## Directions for this task
Set down precisely the lines from the line with "Read this page and output its text content." through the end of the material, inclusive, and no pictures.
### Supplied material
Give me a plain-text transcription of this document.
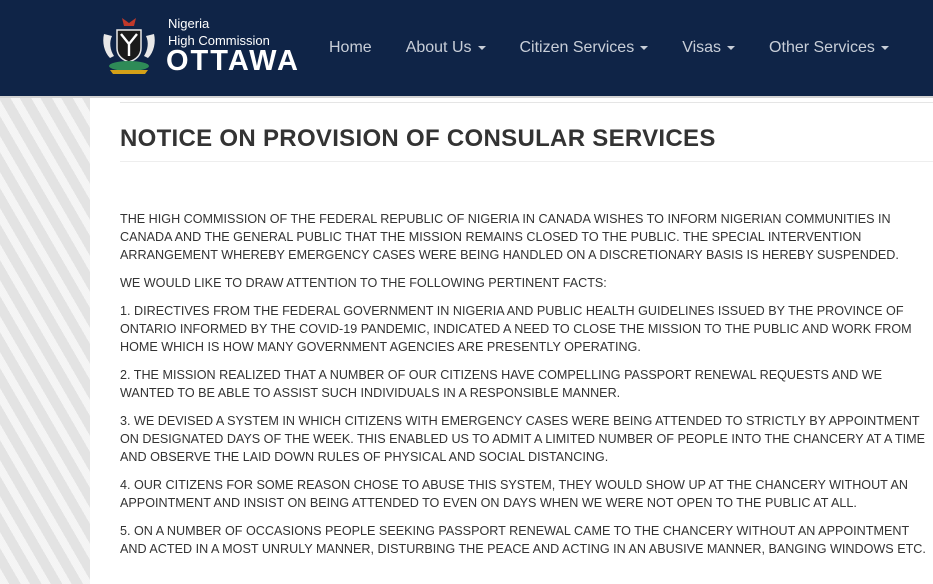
Nigeria
High Commission
OTTAWA Home About Us	Citizen Services	Visas	Other Services
NOTICE ON PROVISION OF CONSULAR SERVICES

THE HIGH COMMISSION OF THE FEDERAL REPUBLIC OF NIGERIA IN CANADA WISHES TO INFORM NIGERIAN COMMUNITIES IN CANADA AND THE GENERAL PUBLIC THAT THE MISSION REMAINS CLOSED TO THE PUBLIC. THE SPECIAL INTERVENTION ARRANGEMENT WHEREBY EMERGENCY CASES WERE BEING HANDLED ON A DISCRETIONARY BASIS IS HEREBY SUSPENDED.

WE WOULD LIKE TO DRAW ATTENTION TO THE FOLLOWING PERTINENT FACTS:

1. DIRECTIVES FROM THE FEDERAL GOVERNMENT IN NIGERIA AND PUBLIC HEALTH GUIDELINES ISSUED BY THE PROVINCE OF ONTARIO INFORMED BY THE COVID-19 PANDEMIC, INDICATED A NEED TO CLOSE THE MISSION TO THE PUBLIC AND WORK FROM HOME WHICH IS HOW MANY GOVERNMENT AGENCIES ARE PRESENTLY OPERATING.

2. THE MISSION REALIZED THAT A NUMBER OF OUR CITIZENS HAVE COMPELLING PASSPORT RENEWAL REQUESTS AND WE WANTED TO BE ABLE TO ASSIST SUCH INDIVIDUALS IN A RESPONSIBLE MANNER.

3. WE DEVISED A SYSTEM IN WHICH CITIZENS WITH EMERGENCY CASES WERE BEING ATTENDED TO STRICTLY BY APPOINTMENT ON DESIGNATED DAYS OF THE WEEK. THIS ENABLED US TO ADMIT A LIMITED NUMBER OF PEOPLE INTO THE CHANCERY AT A TIME AND OBSERVE THE LAID DOWN RULES OF PHYSICAL AND SOCIAL DISTANCING.

4. OUR CITIZENS FOR SOME REASON CHOSE TO ABUSE THIS SYSTEM, THEY WOULD SHOW UP AT THE CHANCERY WITHOUT AN APPOINTMENT AND INSIST ON BEING ATTENDED TO EVEN ON DAYS WHEN WE WERE NOT OPEN TO THE PUBLIC AT ALL.

5. ON A NUMBER OF OCCASIONS PEOPLE SEEKING PASSPORT RENEWAL CAME TO THE CHANCERY WITHOUT AN APPOINTMENT AND ACTED IN A MOST UNRULY MANNER, DISTURBING THE PEACE AND ACTING IN AN ABUSIVE MANNER, BANGING WINDOWS ETC.
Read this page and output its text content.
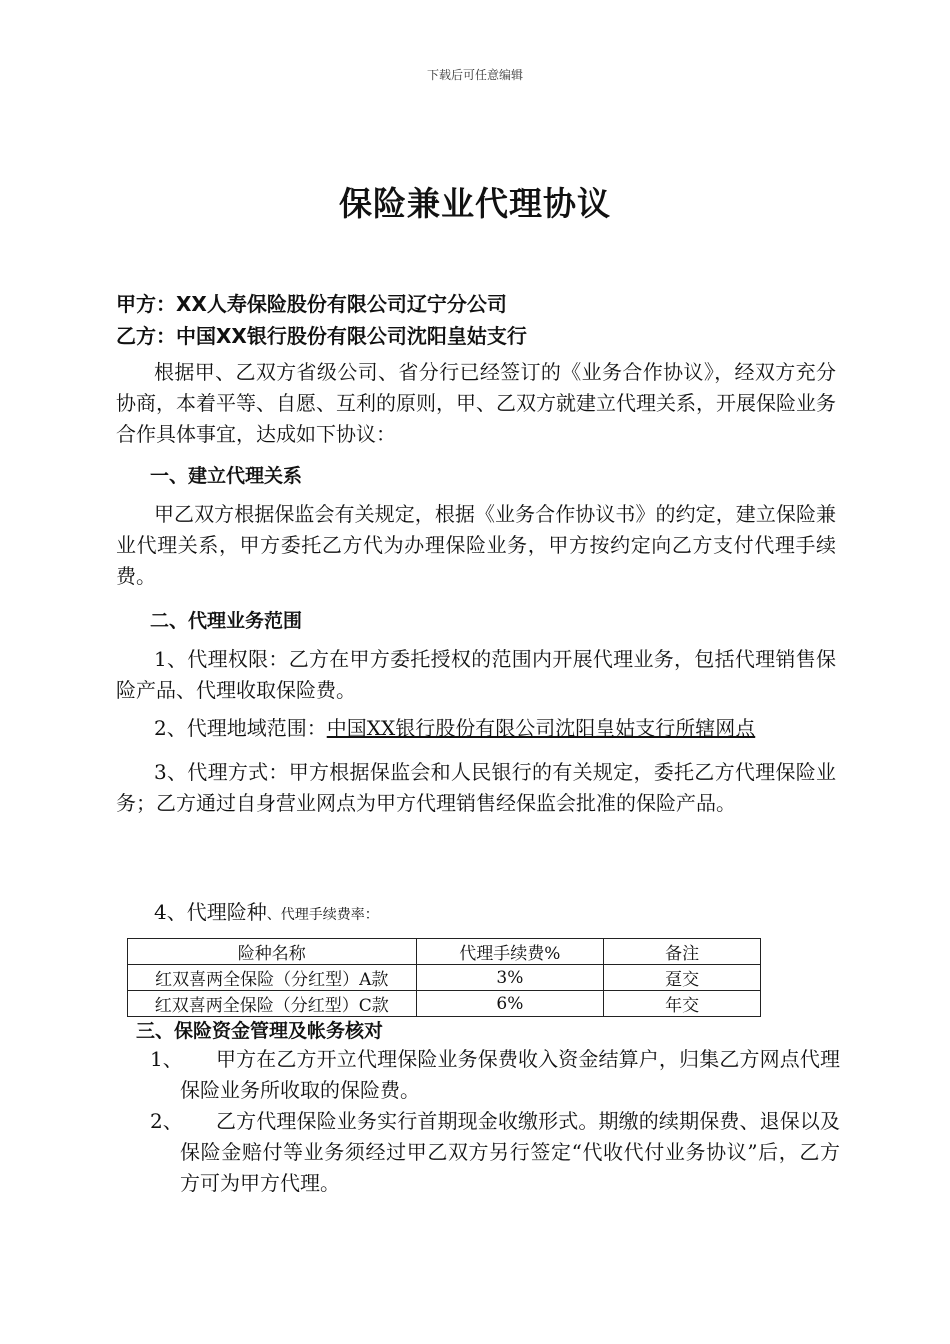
下载后可任意编辑
保险兼业代理协议
甲方：XX人寿保险股份有限公司辽宁分公司
乙方：中国XX银行股份有限公司沈阳皇姑支行
根据甲、乙双方省级公司、省分行已经签订的《业务合作协议》，经双方充分协商，本着平等、自愿、互利的原则，甲、乙双方就建立代理关系，开展保险业务合作具体事宜，达成如下协议：
一、建立代理关系
甲乙双方根据保监会有关规定，根据《业务合作协议书》的约定，建立保险兼业代理关系，甲方委托乙方代为办理保险业务，甲方按约定向乙方支付代理手续费。
二、代理业务范围
1、代理权限：乙方在甲方委托授权的范围内开展代理业务，包括代理销售保险产品、代理收取保险费。
2、代理地域范围：中国XX银行股份有限公司沈阳皇姑支行所辖网点
3、代理方式：甲方根据保监会和人民银行的有关规定，委托乙方代理保险业务；乙方通过自身营业网点为甲方代理销售经保监会批准的保险产品。
4、代理险种、代理手续费率：
险种名称	代理手续费%	备注
红双喜两全保险（分红型）A款	3%	趸交
红双喜两全保险（分红型）C款	6%	年交
三、保险资金管理及帐务核对
1、	甲方在乙方开立代理保险业务保费收入资金结算户，归集乙方网点代理保险业务所收取的保险费。
2、	乙方代理保险业务实行首期现金收缴形式。期缴的续期保费、退保以及保险金赔付等业务须经过甲乙双方另行签定“代收代付业务协议”后，乙方方可为甲方代理。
######
## Exercise solution
Read this page and output its text content.
下载后可任意编辑
保险兼业代理协议
甲方：XX人寿保险股份有限公司辽宁分公司
乙方：中国XX银行股份有限公司沈阳皇姑支行
根据甲、乙双方省级公司、省分行已经签订的《业务合作协议》，经双方充分协商，本着平等、自愿、互利的原则，甲、乙双方就建立代理关系，开展保险业务合作具体事宜，达成如下协议：
一、建立代理关系
甲乙双方根据保监会有关规定，根据《业务合作协议书》的约定，建立保险兼业代理关系，甲方委托乙方代为办理保险业务，甲方按约定向乙方支付代理手续费。
二、代理业务范围
1、代理权限：乙方在甲方委托授权的范围内开展代理业务，包括代理销售保险产品、代理收取保险费。
2、代理地域范围：中国XX银行股份有限公司沈阳皇姑支行所辖网点
3、代理方式：甲方根据保监会和人民银行的有关规定，委托乙方代理保险业务；乙方通过自身营业网点为甲方代理销售经保监会批准的保险产品。
4、代理险种、代理手续费率：
险种名称	代理手续费%	备注
红双喜两全保险（分红型）A款	3%	趸交
红双喜两全保险（分红型）C款	6%	年交
三、保险资金管理及帐务核对
1、	甲方在乙方开立代理保险业务保费收入资金结算户，归集乙方网点代理保险业务所收取的保险费。
2、	乙方代理保险业务实行首期现金收缴形式。期缴的续期保费、退保以及保险金赔付等业务须经过甲乙双方另行签定“代收代付业务协议”后，乙方方可为甲方代理。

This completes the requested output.